-- TASK TO COMPLETE --
Set out, as a JSON list of strings with one string per line and blank lines omitted, the lines of the records beginning with the line that contains "highlight-box <box>271 401 301 432</box>" and continuing through the line that contains "connector-mid-right[interactable] <box>571 593".

Bounding box annotations:
====
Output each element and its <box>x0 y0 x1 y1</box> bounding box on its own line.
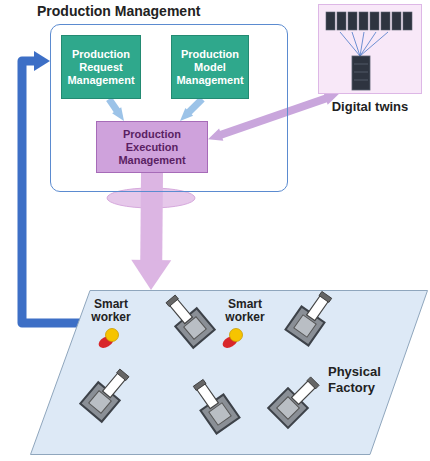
digital-twin-illustration <box>318 4 422 94</box>
connector-arrow <box>131 173 171 290</box>
machine-icon <box>187 375 240 434</box>
digital-twin-panel: Digital twins <box>318 4 422 94</box>
node-text: Production Request Management <box>65 48 137 87</box>
connector-arrow <box>208 92 339 140</box>
group-box: Production ManagementProduction Request … <box>50 24 288 192</box>
machine-icon <box>268 371 325 428</box>
machine-icon <box>160 290 215 348</box>
node-text: Digital twins <box>298 99 430 114</box>
node-text: Production Execution Management <box>100 128 204 167</box>
connector-arrow <box>109 99 124 121</box>
machine-icon <box>286 287 339 346</box>
process-box: Production Request Management <box>61 35 141 99</box>
connector-arrow <box>180 99 202 121</box>
node-text: Production Management <box>37 3 200 19</box>
worker-label: Smart worker <box>218 298 272 324</box>
process-box: Production Model Management <box>171 35 249 99</box>
node-text: Production Model Management <box>175 48 245 87</box>
worker-label: Smart worker <box>84 298 138 324</box>
node-text: Physical Factory <box>328 364 396 396</box>
execution-box: Production Execution Management <box>96 121 208 173</box>
machine-icon <box>80 364 135 422</box>
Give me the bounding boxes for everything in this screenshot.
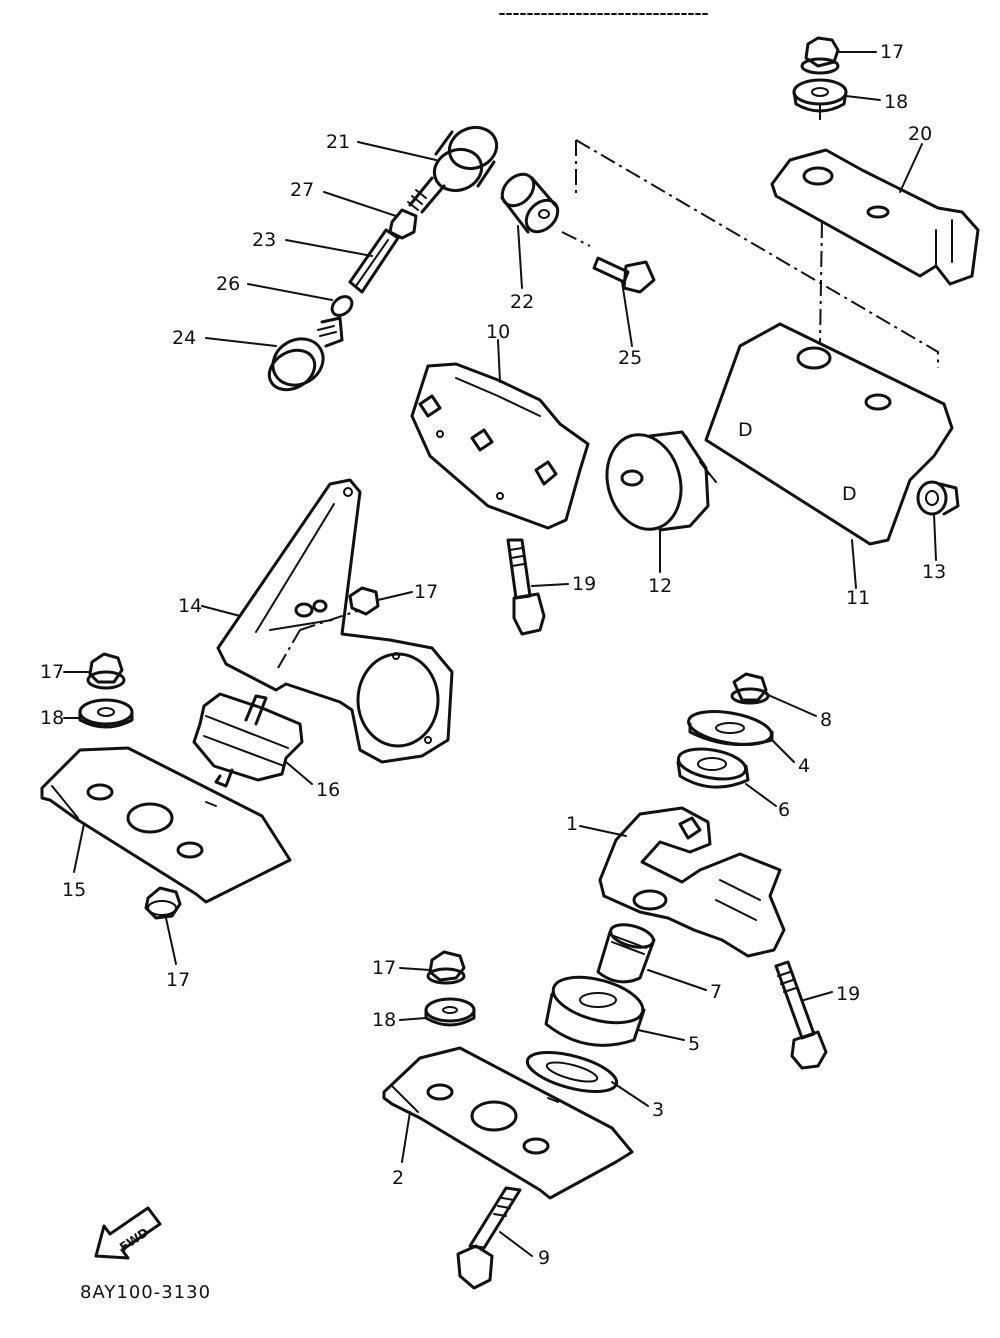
callout-22: 22: [510, 291, 534, 313]
callout-18: 18: [884, 91, 908, 113]
callout-14: 14: [178, 595, 202, 617]
callout-17: 17: [414, 581, 438, 603]
forward-label: FWD: [117, 1225, 151, 1254]
callout-18: 18: [372, 1009, 396, 1031]
part-11-cover: D D: [704, 322, 954, 546]
part-17-flange-nut-top: [800, 36, 840, 75]
callout-4: 4: [798, 755, 810, 777]
part-15-plate: [40, 746, 292, 904]
callout-labels: 21 27 23 26 24 22 25 10 17 18 20 11 12 1…: [40, 41, 946, 1269]
leader-lines: [63, 51, 937, 1257]
part-12-damper: [605, 430, 717, 532]
part-14-bracket: [216, 478, 454, 764]
center-line: [819, 221, 823, 343]
callout-10: 10: [486, 321, 510, 343]
part-17-flange-nut-right: [426, 950, 466, 985]
part-4-washer: [687, 710, 774, 746]
part-20-bracket: [770, 148, 980, 286]
part-10-bracket: [410, 362, 590, 530]
part-13-grommet: [916, 480, 960, 516]
part-17-flange-nut-mid: [348, 586, 380, 616]
part-16-rubber-mount: [192, 692, 304, 788]
callout-19: 19: [572, 573, 596, 595]
callout-19: 19: [836, 983, 860, 1005]
callout-6: 6: [778, 799, 790, 821]
callout-7: 7: [710, 981, 722, 1003]
callout-17: 17: [40, 661, 64, 683]
part-18-washer-left: [78, 698, 134, 729]
callout-23: 23: [252, 229, 276, 251]
part-2-plate: [382, 1046, 634, 1200]
callout-24: 24: [172, 327, 196, 349]
svg-text:D: D: [842, 483, 857, 505]
callout-17: 17: [880, 41, 904, 63]
callout-21: 21: [326, 131, 350, 153]
part-24-rod-end: [267, 316, 344, 392]
callout-17: 17: [166, 969, 190, 991]
part-7-collar: [596, 923, 656, 984]
part-8-flange-nut: [730, 672, 770, 705]
callout-2: 2: [392, 1167, 404, 1189]
callout-26: 26: [216, 273, 240, 295]
callout-13: 13: [922, 561, 946, 583]
callout-5: 5: [688, 1033, 700, 1055]
callout-3: 3: [652, 1099, 664, 1121]
callout-9: 9: [538, 1247, 550, 1269]
center-line: [575, 139, 939, 368]
part-1-bracket: [598, 806, 786, 958]
center-line: [277, 609, 361, 669]
callout-18: 18: [40, 707, 64, 729]
callout-1: 1: [566, 813, 578, 835]
part-19-bolt-lower: [774, 960, 828, 1070]
callout-11: 11: [846, 587, 870, 609]
part-19-bolt-upper: [506, 538, 546, 636]
callout-17: 17: [372, 957, 396, 979]
callout-15: 15: [62, 879, 86, 901]
forward-arrow-icon: FWD: [94, 1206, 162, 1260]
part-9-bolt: [456, 1186, 522, 1290]
svg-text:D: D: [738, 419, 753, 441]
part-21-rod-end: [407, 125, 499, 214]
part-6-rubber: [676, 747, 750, 789]
center-line: [561, 231, 591, 247]
part-23-sleeve: [348, 228, 400, 294]
part-22-bushing: [500, 172, 560, 234]
callout-25: 25: [618, 347, 642, 369]
callout-12: 12: [648, 575, 672, 597]
part-17-flange-nut-bottom-left: [144, 886, 182, 920]
part-26-nut: [330, 295, 354, 317]
part-18-washer-right: [424, 997, 476, 1027]
callout-27: 27: [290, 179, 314, 201]
callout-16: 16: [316, 779, 340, 801]
part-17-flange-nut-left: [86, 652, 126, 690]
drawing-code: 8AY100-3130: [80, 1282, 211, 1303]
part-3-washer: [525, 1050, 619, 1094]
part-5-rubber-block: [544, 975, 646, 1047]
part-25-bolt: [592, 256, 656, 294]
part-18-washer-top: [792, 78, 848, 113]
callout-8: 8: [820, 709, 832, 731]
callout-20: 20: [908, 123, 932, 145]
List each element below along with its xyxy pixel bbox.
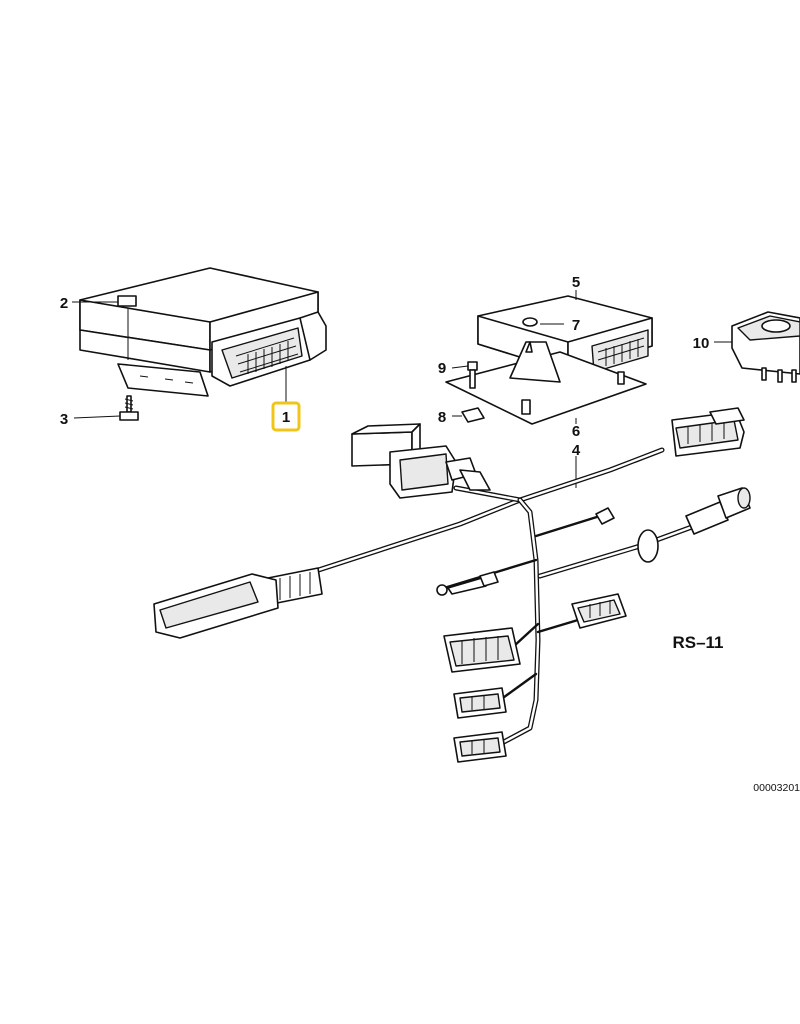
highlight-box <box>271 401 301 432</box>
part-number-1[interactable]: 1 <box>282 409 290 426</box>
part-number-6[interactable]: 6 <box>572 423 580 440</box>
screw-3[interactable] <box>73 395 139 421</box>
switch-10[interactable] <box>714 311 800 383</box>
clip-8[interactable] <box>452 407 485 423</box>
part-number-5[interactable]: 5 <box>572 274 580 291</box>
part-number-7[interactable]: 7 <box>572 317 580 334</box>
plug-lead[interactable] <box>153 567 323 639</box>
connector-mid-right[interactable] <box>571 593 627 629</box>
part-number-8[interactable]: 8 <box>438 409 446 426</box>
part-number-9[interactable]: 9 <box>438 360 446 377</box>
part-number-3[interactable]: 3 <box>60 411 68 428</box>
connector-lower-small-2[interactable] <box>453 731 507 763</box>
ring-terminal[interactable] <box>436 571 499 596</box>
part-number-4[interactable]: 4 <box>572 442 581 459</box>
module-5[interactable] <box>445 295 653 425</box>
connector-top-right[interactable] <box>671 407 745 457</box>
cable-clip[interactable] <box>595 507 615 525</box>
part-number-10[interactable]: 10 <box>693 335 710 352</box>
part-number-2[interactable]: 2 <box>60 295 68 312</box>
diagram-reference: 00003201 <box>753 782 800 794</box>
control-unit-1[interactable] <box>79 267 327 397</box>
bolt-9[interactable] <box>451 361 478 389</box>
diagram-caption: RS–11 <box>672 633 723 652</box>
round-connector-plug[interactable] <box>351 423 491 499</box>
connector-lower-small-1[interactable] <box>453 687 507 719</box>
sensor-connector[interactable] <box>637 487 751 563</box>
nut-7[interactable] <box>522 317 564 327</box>
bolt-2[interactable] <box>72 301 129 360</box>
connector-lower-large[interactable] <box>443 627 521 673</box>
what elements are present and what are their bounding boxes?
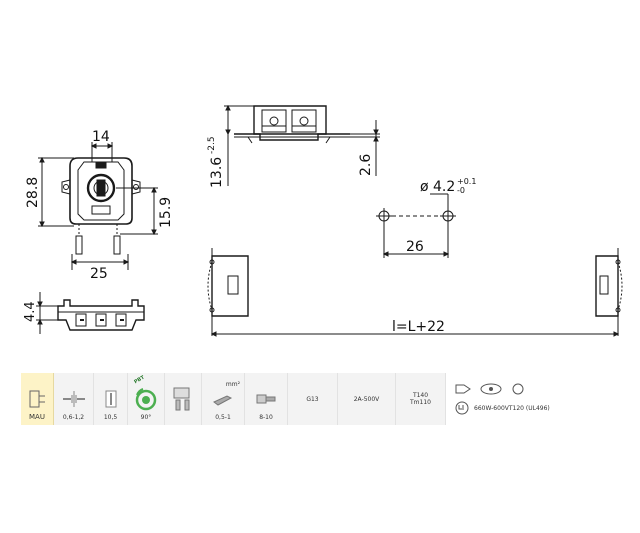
certifications-cell: 660W-600VT120 (UL496) [446, 373, 621, 425]
type-cell: MAU [21, 373, 54, 425]
pbt-rotation-icon [135, 388, 157, 411]
dim-side-height: 13.6 [209, 157, 225, 188]
holder-pins-cell [165, 373, 202, 425]
temp-value-2: Tm110 [410, 399, 431, 406]
dim-base-height: 4.4 [23, 301, 38, 322]
socket-value: G13 [306, 395, 319, 403]
holder-bottom-view [36, 292, 145, 334]
ul-mark-icon [455, 401, 469, 415]
dim-side-height-tol: -2.5 [207, 136, 217, 154]
socket-cell: G13 [288, 373, 338, 425]
type-label: MAU [29, 413, 45, 421]
technical-drawing: 14 28.8 15.9 25 4.4 13.6 -2.5 2.6 ø 4.2 … [23, 104, 623, 337]
csa-mark-icon [480, 383, 502, 395]
cert-mark-icon-1 [455, 384, 471, 394]
pin-length-icon [256, 394, 276, 404]
wire-strip-icon [62, 391, 85, 407]
cert-marks [454, 383, 526, 395]
length-view [207, 248, 623, 337]
spec-bar: MAU 0,6-1,2 10,5 PBT 90° mm² [21, 373, 621, 425]
rotation-cell: PBT 90° [128, 373, 165, 425]
dim-length-formula: l=L+22 [392, 319, 445, 335]
pin-length-value: 8-10 [259, 414, 273, 421]
holder-side-view [224, 104, 380, 186]
dim-holder-height: 28.8 [25, 177, 41, 208]
dim-hole-tol-upper: +0.1 [457, 177, 476, 186]
rating-cell: 2A-500V [338, 373, 396, 425]
temperature-cell: T140 Tm110 [396, 373, 446, 425]
wire-gauge-icon [213, 395, 233, 406]
wire-holder-icon [29, 390, 45, 408]
strip-length-cell: 10,5 [94, 373, 128, 425]
dim-holder-width: 14 [92, 129, 110, 145]
dim-hole-tol-lower: -0 [457, 186, 465, 195]
rating-value: 2A-500V [353, 395, 380, 403]
wire-strip-value: 0,6-1,2 [62, 414, 85, 421]
dim-pin-height: 15.9 [158, 197, 174, 228]
strip-length-icon [105, 390, 116, 408]
rotation-value: 90° [140, 414, 152, 421]
dim-hole-diameter: ø 4.2 [420, 179, 455, 195]
mounting-holes [376, 193, 456, 258]
ul-rating: 660W-600VT120 (UL496) [474, 404, 550, 412]
dim-plate-thickness: 2.6 [358, 154, 374, 176]
dim-pin-spacing: 25 [90, 266, 108, 282]
cross-section-cell: mm² 0,5-1 [202, 373, 245, 425]
ul-row: 660W-600VT120 (UL496) [454, 401, 550, 415]
holder-front-view [38, 142, 158, 270]
dim-hole-spacing: 26 [406, 239, 424, 255]
wire-strip-cell: 0,6-1,2 [54, 373, 94, 425]
holder-pins-icon [173, 387, 190, 411]
cross-section-value: 0,5-1 [215, 414, 231, 421]
cert-mark-icon-3 [512, 383, 524, 395]
pbt-badge: PBT [133, 374, 146, 386]
pin-length-cell: 8-10 [245, 373, 288, 425]
cross-section-unit: mm² [225, 381, 240, 388]
temp-value-1: T140 [412, 392, 429, 399]
strip-length-value: 10,5 [103, 414, 118, 421]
====
-- ANSWER FOR THE TASK --
[
  "highlight-box <box>271 401 301 432</box>",
  "part-number-1[interactable]: 1 <box>282 409 290 426</box>",
  "part-number-6[interactable]: 6 <box>572 423 580 440</box>",
  "screw-3[interactable] <box>73 395 139 421</box>",
  "switch-10[interactable] <box>714 311 800 383</box>",
  "clip-8[interactable] <box>452 407 485 423</box>",
  "part-number-5[interactable]: 5 <box>572 274 580 291</box>",
  "part-number-7[interactable]: 7 <box>572 317 580 334</box>",
  "plug-lead[interactable] <box>153 567 323 639</box>",
  "connector-mid-right[interactable] <box>571 593 627 629</box>"
]